• **STATED TASK**:
Reproduce all of the data below line for line, keeping every character unchanged.

• **MATERIAL SHOWN**:
--------------------------------------------------
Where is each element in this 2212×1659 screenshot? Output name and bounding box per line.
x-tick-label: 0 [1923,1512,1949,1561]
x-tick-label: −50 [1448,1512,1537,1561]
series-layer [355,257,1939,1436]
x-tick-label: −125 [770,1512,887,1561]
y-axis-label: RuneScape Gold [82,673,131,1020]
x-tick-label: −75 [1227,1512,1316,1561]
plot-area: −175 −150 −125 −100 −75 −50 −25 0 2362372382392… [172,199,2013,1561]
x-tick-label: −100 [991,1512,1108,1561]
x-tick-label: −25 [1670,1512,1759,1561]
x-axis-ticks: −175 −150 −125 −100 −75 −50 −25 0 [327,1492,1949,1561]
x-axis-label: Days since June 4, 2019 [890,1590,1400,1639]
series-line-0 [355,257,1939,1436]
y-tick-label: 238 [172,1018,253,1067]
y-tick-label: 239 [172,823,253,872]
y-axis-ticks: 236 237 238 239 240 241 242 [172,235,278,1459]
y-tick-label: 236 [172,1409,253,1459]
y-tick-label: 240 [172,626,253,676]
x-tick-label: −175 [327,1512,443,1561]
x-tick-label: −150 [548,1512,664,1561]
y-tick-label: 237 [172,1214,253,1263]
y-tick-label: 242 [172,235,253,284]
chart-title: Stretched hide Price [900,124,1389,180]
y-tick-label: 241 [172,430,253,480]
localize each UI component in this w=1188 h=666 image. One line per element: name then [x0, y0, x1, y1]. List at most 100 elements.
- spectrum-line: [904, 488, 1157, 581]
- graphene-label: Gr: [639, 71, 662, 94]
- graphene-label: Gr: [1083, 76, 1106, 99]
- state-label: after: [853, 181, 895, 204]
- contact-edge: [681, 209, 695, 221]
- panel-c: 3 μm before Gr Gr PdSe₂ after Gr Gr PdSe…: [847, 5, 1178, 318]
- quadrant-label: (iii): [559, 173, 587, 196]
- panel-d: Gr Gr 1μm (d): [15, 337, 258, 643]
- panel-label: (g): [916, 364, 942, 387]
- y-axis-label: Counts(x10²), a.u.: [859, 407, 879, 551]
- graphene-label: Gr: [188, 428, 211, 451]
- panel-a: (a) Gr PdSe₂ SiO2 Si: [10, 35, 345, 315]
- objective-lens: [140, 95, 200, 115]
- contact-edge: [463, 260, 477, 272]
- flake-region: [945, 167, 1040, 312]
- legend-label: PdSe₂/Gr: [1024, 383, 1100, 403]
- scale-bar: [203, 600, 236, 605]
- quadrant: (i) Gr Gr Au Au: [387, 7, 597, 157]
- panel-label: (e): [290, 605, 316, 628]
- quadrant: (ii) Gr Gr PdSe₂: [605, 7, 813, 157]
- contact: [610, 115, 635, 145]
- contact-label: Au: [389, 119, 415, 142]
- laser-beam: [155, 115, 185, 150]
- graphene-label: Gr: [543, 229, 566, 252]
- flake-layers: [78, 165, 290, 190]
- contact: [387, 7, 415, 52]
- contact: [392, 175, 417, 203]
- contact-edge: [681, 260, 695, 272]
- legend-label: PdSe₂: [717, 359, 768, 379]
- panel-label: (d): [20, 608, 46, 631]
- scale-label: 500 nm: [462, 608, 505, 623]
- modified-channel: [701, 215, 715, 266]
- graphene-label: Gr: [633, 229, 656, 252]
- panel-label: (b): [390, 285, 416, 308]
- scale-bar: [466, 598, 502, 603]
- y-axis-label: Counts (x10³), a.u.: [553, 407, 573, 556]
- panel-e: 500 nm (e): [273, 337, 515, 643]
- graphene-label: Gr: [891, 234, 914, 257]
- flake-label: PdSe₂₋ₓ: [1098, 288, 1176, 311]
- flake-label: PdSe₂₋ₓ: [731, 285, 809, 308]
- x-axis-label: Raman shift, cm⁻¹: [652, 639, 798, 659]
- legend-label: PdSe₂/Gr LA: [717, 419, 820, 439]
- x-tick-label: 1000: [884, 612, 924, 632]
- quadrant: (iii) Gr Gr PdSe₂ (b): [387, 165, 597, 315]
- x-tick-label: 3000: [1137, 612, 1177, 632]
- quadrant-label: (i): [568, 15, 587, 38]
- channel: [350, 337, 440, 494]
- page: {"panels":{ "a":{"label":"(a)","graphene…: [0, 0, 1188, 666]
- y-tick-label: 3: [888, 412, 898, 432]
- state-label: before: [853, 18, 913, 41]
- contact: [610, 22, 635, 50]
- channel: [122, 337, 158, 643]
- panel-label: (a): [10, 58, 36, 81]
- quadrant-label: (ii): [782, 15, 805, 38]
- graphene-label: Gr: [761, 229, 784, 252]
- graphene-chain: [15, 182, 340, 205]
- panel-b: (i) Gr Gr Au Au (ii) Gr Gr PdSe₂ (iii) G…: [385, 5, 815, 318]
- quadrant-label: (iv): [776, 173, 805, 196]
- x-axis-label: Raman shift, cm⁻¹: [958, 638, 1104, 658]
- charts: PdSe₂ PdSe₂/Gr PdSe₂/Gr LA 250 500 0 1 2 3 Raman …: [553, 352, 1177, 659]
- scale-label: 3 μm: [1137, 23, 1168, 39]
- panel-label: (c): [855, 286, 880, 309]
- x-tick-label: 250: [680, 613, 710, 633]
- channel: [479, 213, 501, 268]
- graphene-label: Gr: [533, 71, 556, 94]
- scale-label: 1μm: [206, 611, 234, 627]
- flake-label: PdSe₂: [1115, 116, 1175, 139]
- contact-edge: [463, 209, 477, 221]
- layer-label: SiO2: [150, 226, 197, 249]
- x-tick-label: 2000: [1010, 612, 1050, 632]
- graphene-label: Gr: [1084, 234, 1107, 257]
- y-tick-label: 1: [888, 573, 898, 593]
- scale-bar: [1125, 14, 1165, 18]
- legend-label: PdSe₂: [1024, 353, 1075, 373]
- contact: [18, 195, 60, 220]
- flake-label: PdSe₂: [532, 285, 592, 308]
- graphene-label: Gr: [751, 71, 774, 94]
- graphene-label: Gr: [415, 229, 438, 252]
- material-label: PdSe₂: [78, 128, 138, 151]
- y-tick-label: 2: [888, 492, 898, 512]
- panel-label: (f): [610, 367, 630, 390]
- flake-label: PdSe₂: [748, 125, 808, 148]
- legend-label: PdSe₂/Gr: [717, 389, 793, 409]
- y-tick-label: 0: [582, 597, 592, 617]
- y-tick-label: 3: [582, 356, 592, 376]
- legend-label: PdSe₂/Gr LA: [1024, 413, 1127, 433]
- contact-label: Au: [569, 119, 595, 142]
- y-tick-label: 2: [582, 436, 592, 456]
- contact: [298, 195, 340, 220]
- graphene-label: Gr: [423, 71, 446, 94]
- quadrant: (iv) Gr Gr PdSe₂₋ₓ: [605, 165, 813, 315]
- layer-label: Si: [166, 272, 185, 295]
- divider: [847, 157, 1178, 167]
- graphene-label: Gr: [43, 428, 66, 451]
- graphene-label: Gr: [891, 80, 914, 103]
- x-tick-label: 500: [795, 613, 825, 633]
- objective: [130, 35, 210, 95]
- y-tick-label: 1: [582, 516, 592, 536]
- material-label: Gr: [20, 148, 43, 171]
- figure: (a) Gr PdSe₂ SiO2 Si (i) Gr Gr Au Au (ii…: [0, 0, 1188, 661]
--------------------------------------------------
• **RESULT BELOW**:
Where is each element in this 2212×1659 screenshot? Output name and bounding box per line.
x-tick-label: 0 [1923,1512,1949,1561]
x-tick-label: −50 [1448,1512,1537,1561]
series-layer [355,257,1939,1436]
x-tick-label: −125 [770,1512,887,1561]
y-axis-label: RuneScape Gold [82,673,131,1020]
x-tick-label: −75 [1227,1512,1316,1561]
plot-area: −175 −150 −125 −100 −75 −50 −25 0 2362372382392… [172,199,2013,1561]
x-tick-label: −100 [991,1512,1108,1561]
x-tick-label: −25 [1670,1512,1759,1561]
x-axis-ticks: −175 −150 −125 −100 −75 −50 −25 0 [327,1492,1949,1561]
x-axis-label: Days since June 4, 2019 [890,1590,1400,1639]
series-line-0 [355,257,1939,1436]
y-tick-label: 238 [172,1018,253,1067]
y-tick-label: 239 [172,823,253,872]
y-axis-ticks: 236 237 238 239 240 241 242 [172,235,278,1459]
y-tick-label: 236 [172,1409,253,1459]
y-tick-label: 240 [172,626,253,676]
x-tick-label: −175 [327,1512,443,1561]
x-tick-label: −150 [548,1512,664,1561]
y-tick-label: 237 [172,1214,253,1263]
y-tick-label: 242 [172,235,253,284]
chart-title: Stretched hide Price [900,124,1389,180]
y-tick-label: 241 [172,430,253,480]
localize each UI component in this w=1188 h=666 image. One line per element: name then [x0, y0, x1, y1]. List at most 100 elements.
- spectrum-line: [904, 488, 1157, 581]
- graphene-label: Gr: [639, 71, 662, 94]
- graphene-label: Gr: [1083, 76, 1106, 99]
- state-label: after: [853, 181, 895, 204]
- contact-edge: [681, 209, 695, 221]
- panel-c: 3 μm before Gr Gr PdSe₂ after Gr Gr PdSe…: [847, 5, 1178, 318]
- quadrant-label: (iii): [559, 173, 587, 196]
- panel-d: Gr Gr 1μm (d): [15, 337, 258, 643]
- panel-label: (g): [916, 364, 942, 387]
- y-axis-label: Counts(x10²), a.u.: [859, 407, 879, 551]
- graphene-label: Gr: [188, 428, 211, 451]
- panel-a: (a) Gr PdSe₂ SiO2 Si: [10, 35, 345, 315]
- objective-lens: [140, 95, 200, 115]
- contact-edge: [463, 260, 477, 272]
- flake-region: [945, 167, 1040, 312]
- legend-label: PdSe₂/Gr: [1024, 383, 1100, 403]
- scale-bar: [203, 600, 236, 605]
- quadrant: (i) Gr Gr Au Au: [387, 7, 597, 157]
- panel-label: (e): [290, 605, 316, 628]
- quadrant: (ii) Gr Gr PdSe₂: [605, 7, 813, 157]
- contact: [610, 115, 635, 145]
- contact-label: Au: [389, 119, 415, 142]
- laser-beam: [155, 115, 185, 150]
- graphene-label: Gr: [543, 229, 566, 252]
- flake-layers: [78, 165, 290, 190]
- contact: [387, 7, 415, 52]
- contact: [392, 175, 417, 203]
- contact-edge: [681, 260, 695, 272]
- legend-label: PdSe₂: [717, 359, 768, 379]
- panel-label: (d): [20, 608, 46, 631]
- scale-label: 500 nm: [462, 608, 505, 623]
- modified-channel: [701, 215, 715, 266]
- graphene-label: Gr: [633, 229, 656, 252]
- panel-label: (b): [390, 285, 416, 308]
- scale-bar: [466, 598, 502, 603]
- y-axis-label: Counts (x10³), a.u.: [553, 407, 573, 556]
- panel-e: 500 nm (e): [273, 337, 515, 643]
- graphene-label: Gr: [891, 234, 914, 257]
- flake-label: PdSe₂₋ₓ: [1098, 288, 1176, 311]
- flake-label: PdSe₂₋ₓ: [731, 285, 809, 308]
- x-axis-label: Raman shift, cm⁻¹: [652, 639, 798, 659]
- legend-label: PdSe₂/Gr LA: [717, 419, 820, 439]
- x-tick-label: 1000: [884, 612, 924, 632]
- quadrant: (iii) Gr Gr PdSe₂ (b): [387, 165, 597, 315]
- x-tick-label: 3000: [1137, 612, 1177, 632]
- quadrant-label: (i): [568, 15, 587, 38]
- channel: [350, 337, 440, 494]
- page: {"panels":{ "a":{"label":"(a)","graphene…: [0, 0, 1188, 666]
- y-tick-label: 3: [888, 412, 898, 432]
- state-label: before: [853, 18, 913, 41]
- contact: [610, 22, 635, 50]
- channel: [122, 337, 158, 643]
- panel-label: (a): [10, 58, 36, 81]
- quadrant-label: (ii): [782, 15, 805, 38]
- graphene-label: Gr: [761, 229, 784, 252]
- graphene-chain: [15, 182, 340, 205]
- panel-b: (i) Gr Gr Au Au (ii) Gr Gr PdSe₂ (iii) G…: [385, 5, 815, 318]
- quadrant-label: (iv): [776, 173, 805, 196]
- x-axis-label: Raman shift, cm⁻¹: [958, 638, 1104, 658]
- charts: PdSe₂ PdSe₂/Gr PdSe₂/Gr LA 250 500 0 1 2 3 Raman …: [553, 352, 1177, 659]
- scale-label: 3 μm: [1137, 23, 1168, 39]
- panel-label: (c): [855, 286, 880, 309]
- x-tick-label: 250: [680, 613, 710, 633]
- channel: [479, 213, 501, 268]
- graphene-label: Gr: [533, 71, 556, 94]
- scale-label: 1μm: [206, 611, 234, 627]
- flake-label: PdSe₂: [1115, 116, 1175, 139]
- contact-edge: [463, 209, 477, 221]
- layer-label: SiO2: [150, 226, 197, 249]
- x-tick-label: 2000: [1010, 612, 1050, 632]
- graphene-label: Gr: [1084, 234, 1107, 257]
- y-tick-label: 1: [888, 573, 898, 593]
- scale-bar: [1125, 14, 1165, 18]
- legend-label: PdSe₂: [1024, 353, 1075, 373]
- contact: [18, 195, 60, 220]
- flake-label: PdSe₂: [532, 285, 592, 308]
- graphene-label: Gr: [751, 71, 774, 94]
- graphene-label: Gr: [415, 229, 438, 252]
- material-label: PdSe₂: [78, 128, 138, 151]
- y-tick-label: 2: [888, 492, 898, 512]
- panel-label: (f): [610, 367, 630, 390]
- flake-label: PdSe₂: [748, 125, 808, 148]
- legend-label: PdSe₂/Gr: [717, 389, 793, 409]
- y-tick-label: 0: [582, 597, 592, 617]
- y-tick-label: 3: [582, 356, 592, 376]
- legend-label: PdSe₂/Gr LA: [1024, 413, 1127, 433]
- contact-label: Au: [569, 119, 595, 142]
- y-tick-label: 2: [582, 436, 592, 456]
- contact: [298, 195, 340, 220]
- graphene-label: Gr: [423, 71, 446, 94]
- quadrant: (iv) Gr Gr PdSe₂₋ₓ: [605, 165, 813, 315]
- layer-label: Si: [166, 272, 185, 295]
- divider: [847, 157, 1178, 167]
- graphene-label: Gr: [43, 428, 66, 451]
- graphene-label: Gr: [891, 80, 914, 103]
- x-tick-label: 500: [795, 613, 825, 633]
- objective: [130, 35, 210, 95]
- y-tick-label: 1: [582, 516, 592, 536]
- material-label: Gr: [20, 148, 43, 171]
- figure: (a) Gr PdSe₂ SiO2 Si (i) Gr Gr Au Au (ii…: [0, 0, 1188, 661]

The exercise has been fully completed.